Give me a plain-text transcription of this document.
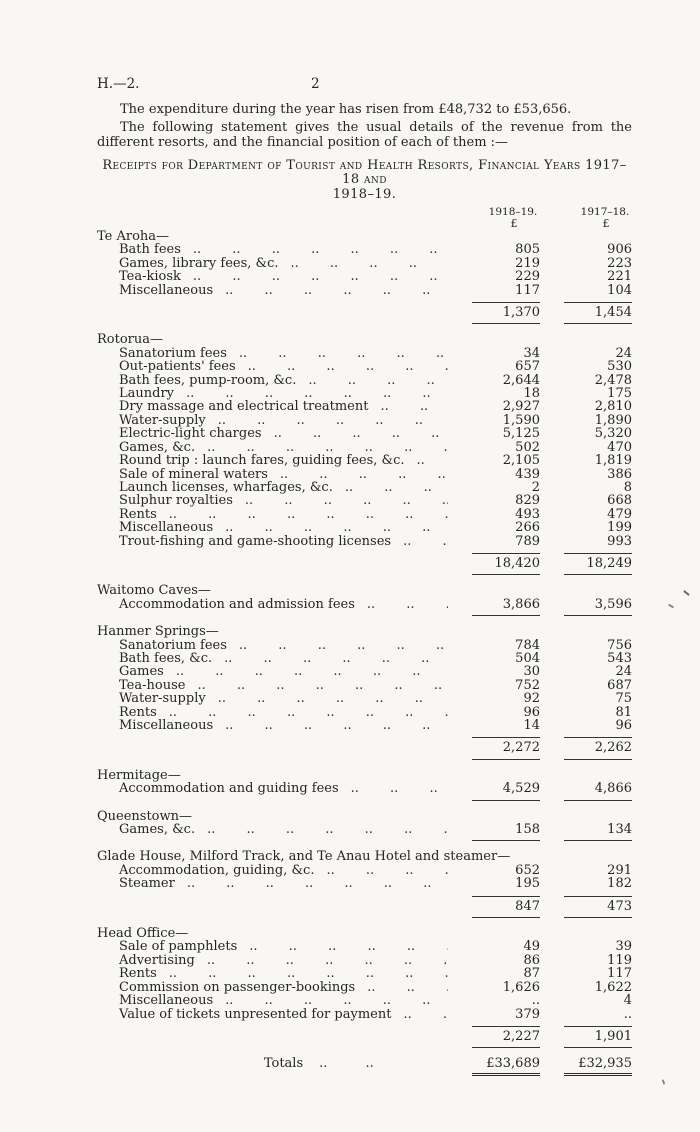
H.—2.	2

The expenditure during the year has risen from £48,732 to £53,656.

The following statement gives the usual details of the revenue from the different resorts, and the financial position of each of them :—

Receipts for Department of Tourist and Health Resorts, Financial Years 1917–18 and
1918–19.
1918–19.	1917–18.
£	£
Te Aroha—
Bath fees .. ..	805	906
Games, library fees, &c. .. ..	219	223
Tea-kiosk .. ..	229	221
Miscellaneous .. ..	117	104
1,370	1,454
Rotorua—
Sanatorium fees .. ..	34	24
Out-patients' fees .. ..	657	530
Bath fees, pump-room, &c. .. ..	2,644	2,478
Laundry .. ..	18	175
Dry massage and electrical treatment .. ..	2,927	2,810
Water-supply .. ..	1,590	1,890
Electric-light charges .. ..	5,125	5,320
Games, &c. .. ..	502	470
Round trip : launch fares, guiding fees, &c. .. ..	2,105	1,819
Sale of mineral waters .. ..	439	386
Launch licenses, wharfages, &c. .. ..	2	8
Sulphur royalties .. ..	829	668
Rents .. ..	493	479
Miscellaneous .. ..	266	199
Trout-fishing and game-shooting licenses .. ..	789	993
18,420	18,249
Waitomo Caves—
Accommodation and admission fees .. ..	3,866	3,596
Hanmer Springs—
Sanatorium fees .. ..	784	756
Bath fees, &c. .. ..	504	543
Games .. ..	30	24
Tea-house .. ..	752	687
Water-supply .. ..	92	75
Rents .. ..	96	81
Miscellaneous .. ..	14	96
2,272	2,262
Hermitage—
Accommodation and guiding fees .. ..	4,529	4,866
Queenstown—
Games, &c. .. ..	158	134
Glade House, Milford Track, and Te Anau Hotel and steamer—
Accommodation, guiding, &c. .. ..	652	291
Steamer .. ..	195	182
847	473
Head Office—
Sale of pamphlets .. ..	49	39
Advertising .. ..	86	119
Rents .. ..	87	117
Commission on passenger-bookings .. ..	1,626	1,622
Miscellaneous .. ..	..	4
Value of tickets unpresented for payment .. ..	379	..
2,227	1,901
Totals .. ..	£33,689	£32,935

------------------------------------------------------------------------

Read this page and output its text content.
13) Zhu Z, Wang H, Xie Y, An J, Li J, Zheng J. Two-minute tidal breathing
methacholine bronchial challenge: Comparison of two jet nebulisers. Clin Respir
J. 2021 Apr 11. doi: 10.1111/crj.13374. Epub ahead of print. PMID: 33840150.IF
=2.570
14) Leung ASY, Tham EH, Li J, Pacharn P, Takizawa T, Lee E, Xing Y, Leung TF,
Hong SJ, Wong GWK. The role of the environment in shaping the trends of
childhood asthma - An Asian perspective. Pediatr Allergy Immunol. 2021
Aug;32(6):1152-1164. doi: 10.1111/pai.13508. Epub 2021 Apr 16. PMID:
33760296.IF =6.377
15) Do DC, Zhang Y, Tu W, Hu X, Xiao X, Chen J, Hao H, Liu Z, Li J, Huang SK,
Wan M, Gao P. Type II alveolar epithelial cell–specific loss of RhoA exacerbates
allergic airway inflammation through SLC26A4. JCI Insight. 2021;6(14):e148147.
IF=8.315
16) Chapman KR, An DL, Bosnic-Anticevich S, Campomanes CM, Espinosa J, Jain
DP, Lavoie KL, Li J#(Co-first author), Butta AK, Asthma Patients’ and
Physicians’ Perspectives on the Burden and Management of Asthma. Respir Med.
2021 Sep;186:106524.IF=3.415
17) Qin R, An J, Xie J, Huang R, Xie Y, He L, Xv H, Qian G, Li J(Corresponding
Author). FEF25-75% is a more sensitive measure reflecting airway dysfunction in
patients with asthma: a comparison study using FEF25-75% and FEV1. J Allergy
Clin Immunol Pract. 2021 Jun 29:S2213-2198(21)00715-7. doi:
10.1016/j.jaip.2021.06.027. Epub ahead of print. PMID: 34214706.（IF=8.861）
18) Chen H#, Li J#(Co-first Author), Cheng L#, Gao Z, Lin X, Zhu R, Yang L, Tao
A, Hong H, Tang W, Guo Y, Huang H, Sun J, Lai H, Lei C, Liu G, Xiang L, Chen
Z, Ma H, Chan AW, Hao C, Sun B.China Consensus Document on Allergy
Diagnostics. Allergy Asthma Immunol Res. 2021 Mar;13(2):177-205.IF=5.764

------------------------------------------------------------------------

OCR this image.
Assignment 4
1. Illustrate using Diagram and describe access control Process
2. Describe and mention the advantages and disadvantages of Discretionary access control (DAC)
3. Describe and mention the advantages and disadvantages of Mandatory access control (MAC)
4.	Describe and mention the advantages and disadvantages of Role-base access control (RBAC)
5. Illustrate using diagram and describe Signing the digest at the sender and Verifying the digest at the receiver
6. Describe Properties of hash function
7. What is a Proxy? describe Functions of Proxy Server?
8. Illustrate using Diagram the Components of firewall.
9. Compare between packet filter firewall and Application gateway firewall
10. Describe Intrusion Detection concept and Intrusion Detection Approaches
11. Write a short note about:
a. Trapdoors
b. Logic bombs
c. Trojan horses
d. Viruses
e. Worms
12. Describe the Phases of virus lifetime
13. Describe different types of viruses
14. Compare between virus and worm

------------------------------------------------------------------------

**Work item**
Your answer must be a single number: the count of lines above that hold the word "Illustrate".

**Response to this exercise**
3